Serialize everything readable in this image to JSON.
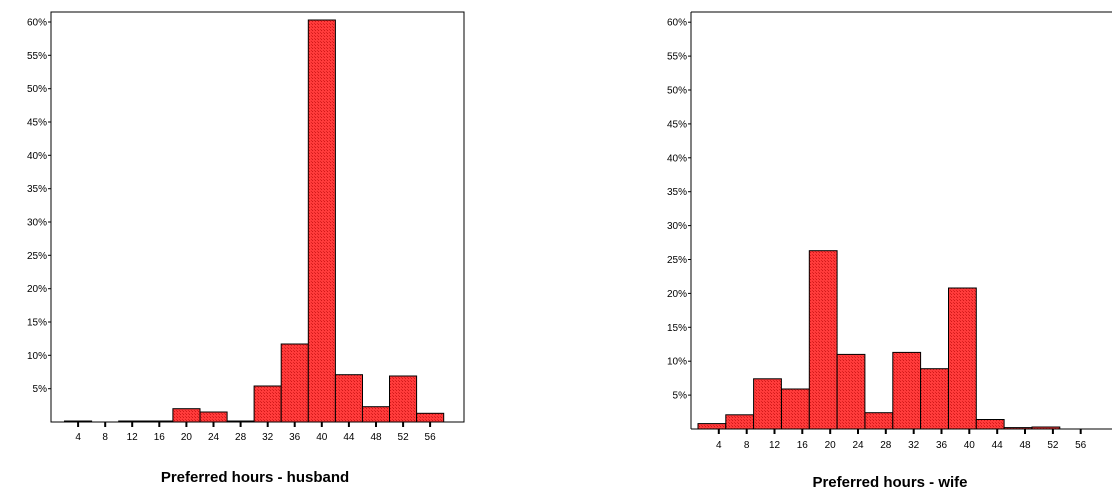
{
  "chart_data": [
    {
      "type": "bar",
      "title": "",
      "xlabel": "Preferred hours - husband",
      "ylabel": "",
      "ylim": [
        0,
        61.5
      ],
      "yticks": [
        "5%",
        "10%",
        "15%",
        "20%",
        "25%",
        "30%",
        "35%",
        "40%",
        "45%",
        "50%",
        "55%",
        "60%"
      ],
      "ytick_values": [
        5,
        10,
        15,
        20,
        25,
        30,
        35,
        40,
        45,
        50,
        55,
        60
      ],
      "xticks": [
        "4",
        "8",
        "12",
        "16",
        "20",
        "24",
        "28",
        "32",
        "36",
        "40",
        "44",
        "48",
        "52",
        "56"
      ],
      "bin_edges": [
        2,
        6,
        10,
        14,
        18,
        22,
        26,
        30,
        34,
        38,
        42,
        46,
        50,
        54,
        58
      ],
      "values": [
        0.15,
        0,
        0.15,
        0.15,
        2.0,
        1.5,
        0.15,
        5.4,
        11.7,
        60.3,
        7.1,
        2.3,
        6.9,
        1.3
      ],
      "bar_color": "#ff3333",
      "grid": false
    },
    {
      "type": "bar",
      "title": "",
      "xlabel": "Preferred hours - wife",
      "ylabel": "",
      "ylim": [
        0,
        61.5
      ],
      "yticks": [
        "5%",
        "10%",
        "15%",
        "20%",
        "25%",
        "30%",
        "35%",
        "40%",
        "45%",
        "50%",
        "55%",
        "60%"
      ],
      "ytick_values": [
        5,
        10,
        15,
        20,
        25,
        30,
        35,
        40,
        45,
        50,
        55,
        60
      ],
      "xticks": [
        "4",
        "8",
        "12",
        "16",
        "20",
        "24",
        "28",
        "32",
        "36",
        "40",
        "44",
        "48",
        "52",
        "56"
      ],
      "bin_edges": [
        1,
        5,
        9,
        13,
        17,
        21,
        25,
        29,
        33,
        37,
        41,
        45,
        49,
        53,
        57
      ],
      "values": [
        0.8,
        2.1,
        7.4,
        5.9,
        26.3,
        11.0,
        2.4,
        11.3,
        8.9,
        20.8,
        1.4,
        0.2,
        0.3,
        0
      ],
      "bar_color": "#ff3333",
      "grid": false
    }
  ]
}
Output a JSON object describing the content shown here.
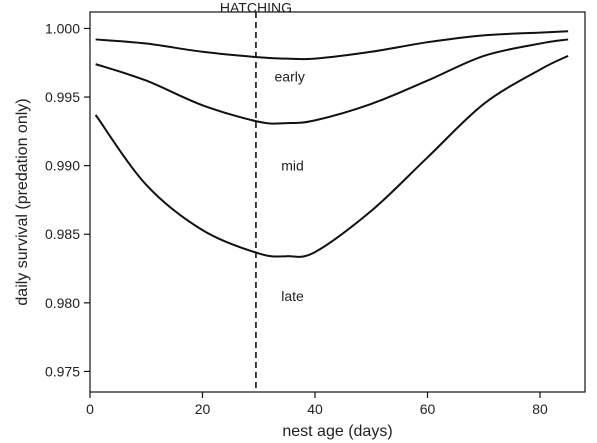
{
  "chart_data": {
    "type": "line",
    "title": "",
    "xlabel": "nest age (days)",
    "ylabel": "daily survival (predation only)",
    "xlim": [
      0,
      88
    ],
    "ylim": [
      0.9735,
      1.0012
    ],
    "xticks": [
      0,
      20,
      40,
      60,
      80
    ],
    "yticks": [
      0.975,
      0.98,
      0.985,
      0.99,
      0.995,
      1.0
    ],
    "xtick_labels": [
      "0",
      "20",
      "40",
      "60",
      "80"
    ],
    "ytick_labels": [
      "0.975",
      "0.980",
      "0.985",
      "0.990",
      "0.995",
      "1.000"
    ],
    "grid": false,
    "legend": "none",
    "line_color": "#111111",
    "annotations": [
      {
        "text": "HATCHING",
        "x": 29.5,
        "kind": "vertical-dashed-line"
      }
    ],
    "series": [
      {
        "name": "early",
        "x": [
          1,
          10,
          20,
          30,
          35,
          40,
          50,
          60,
          70,
          80,
          85
        ],
        "y": [
          0.9992,
          0.9989,
          0.9983,
          0.9979,
          0.9978,
          0.9978,
          0.9983,
          0.999,
          0.9995,
          0.9997,
          0.9998
        ]
      },
      {
        "name": "mid",
        "x": [
          1,
          10,
          20,
          30,
          35,
          40,
          50,
          60,
          70,
          80,
          85
        ],
        "y": [
          0.9974,
          0.9962,
          0.9944,
          0.9932,
          0.9931,
          0.9933,
          0.9945,
          0.9962,
          0.998,
          0.9989,
          0.9992
        ]
      },
      {
        "name": "late",
        "x": [
          1,
          10,
          20,
          30,
          35,
          40,
          50,
          60,
          70,
          80,
          85
        ],
        "y": [
          0.9937,
          0.9886,
          0.9853,
          0.9836,
          0.9834,
          0.9837,
          0.9867,
          0.9906,
          0.9945,
          0.997,
          0.998
        ]
      }
    ],
    "series_label_positions": [
      {
        "name": "early",
        "x": 35.5,
        "y": 0.9965
      },
      {
        "name": "mid",
        "x": 36,
        "y": 0.99
      },
      {
        "name": "late",
        "x": 36,
        "y": 0.9805
      }
    ]
  }
}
* * * * *
WHAT YOU NEED TO DO:
Return all of the data exactly as written, and drop the pictures.

EXERCISE SOLUTION:
Serialize everything readable in this image to JSON.
{
  "chart_data": [
    {
      "type": "bar",
      "title": "",
      "xlabel": "Preferred hours - husband",
      "ylabel": "",
      "ylim": [
        0,
        61.5
      ],
      "yticks": [
        "5%",
        "10%",
        "15%",
        "20%",
        "25%",
        "30%",
        "35%",
        "40%",
        "45%",
        "50%",
        "55%",
        "60%"
      ],
      "ytick_values": [
        5,
        10,
        15,
        20,
        25,
        30,
        35,
        40,
        45,
        50,
        55,
        60
      ],
      "xticks": [
        "4",
        "8",
        "12",
        "16",
        "20",
        "24",
        "28",
        "32",
        "36",
        "40",
        "44",
        "48",
        "52",
        "56"
      ],
      "bin_edges": [
        2,
        6,
        10,
        14,
        18,
        22,
        26,
        30,
        34,
        38,
        42,
        46,
        50,
        54,
        58
      ],
      "values": [
        0.15,
        0,
        0.15,
        0.15,
        2.0,
        1.5,
        0.15,
        5.4,
        11.7,
        60.3,
        7.1,
        2.3,
        6.9,
        1.3
      ],
      "bar_color": "#ff3333",
      "grid": false
    },
    {
      "type": "bar",
      "title": "",
      "xlabel": "Preferred hours - wife",
      "ylabel": "",
      "ylim": [
        0,
        61.5
      ],
      "yticks": [
        "5%",
        "10%",
        "15%",
        "20%",
        "25%",
        "30%",
        "35%",
        "40%",
        "45%",
        "50%",
        "55%",
        "60%"
      ],
      "ytick_values": [
        5,
        10,
        15,
        20,
        25,
        30,
        35,
        40,
        45,
        50,
        55,
        60
      ],
      "xticks": [
        "4",
        "8",
        "12",
        "16",
        "20",
        "24",
        "28",
        "32",
        "36",
        "40",
        "44",
        "48",
        "52",
        "56"
      ],
      "bin_edges": [
        1,
        5,
        9,
        13,
        17,
        21,
        25,
        29,
        33,
        37,
        41,
        45,
        49,
        53,
        57
      ],
      "values": [
        0.8,
        2.1,
        7.4,
        5.9,
        26.3,
        11.0,
        2.4,
        11.3,
        8.9,
        20.8,
        1.4,
        0.2,
        0.3,
        0
      ],
      "bar_color": "#ff3333",
      "grid": false
    }
  ]
}
Output a JSON object describing the content shown here.
{
  "chart_data": {
    "type": "line",
    "title": "",
    "xlabel": "nest age (days)",
    "ylabel": "daily survival (predation only)",
    "xlim": [
      0,
      88
    ],
    "ylim": [
      0.9735,
      1.0012
    ],
    "xticks": [
      0,
      20,
      40,
      60,
      80
    ],
    "yticks": [
      0.975,
      0.98,
      0.985,
      0.99,
      0.995,
      1.0
    ],
    "xtick_labels": [
      "0",
      "20",
      "40",
      "60",
      "80"
    ],
    "ytick_labels": [
      "0.975",
      "0.980",
      "0.985",
      "0.990",
      "0.995",
      "1.000"
    ],
    "grid": false,
    "legend": "none",
    "line_color": "#111111",
    "annotations": [
      {
        "text": "HATCHING",
        "x": 29.5,
        "kind": "vertical-dashed-line"
      }
    ],
    "series": [
      {
        "name": "early",
        "x": [
          1,
          10,
          20,
          30,
          35,
          40,
          50,
          60,
          70,
          80,
          85
        ],
        "y": [
          0.9992,
          0.9989,
          0.9983,
          0.9979,
          0.9978,
          0.9978,
          0.9983,
          0.999,
          0.9995,
          0.9997,
          0.9998
        ]
      },
      {
        "name": "mid",
        "x": [
          1,
          10,
          20,
          30,
          35,
          40,
          50,
          60,
          70,
          80,
          85
        ],
        "y": [
          0.9974,
          0.9962,
          0.9944,
          0.9932,
          0.9931,
          0.9933,
          0.9945,
          0.9962,
          0.998,
          0.9989,
          0.9992
        ]
      },
      {
        "name": "late",
        "x": [
          1,
          10,
          20,
          30,
          35,
          40,
          50,
          60,
          70,
          80,
          85
        ],
        "y": [
          0.9937,
          0.9886,
          0.9853,
          0.9836,
          0.9834,
          0.9837,
          0.9867,
          0.9906,
          0.9945,
          0.997,
          0.998
        ]
      }
    ],
    "series_label_positions": [
      {
        "name": "early",
        "x": 35.5,
        "y": 0.9965
      },
      {
        "name": "mid",
        "x": 36,
        "y": 0.99
      },
      {
        "name": "late",
        "x": 36,
        "y": 0.9805
      }
    ]
  }
}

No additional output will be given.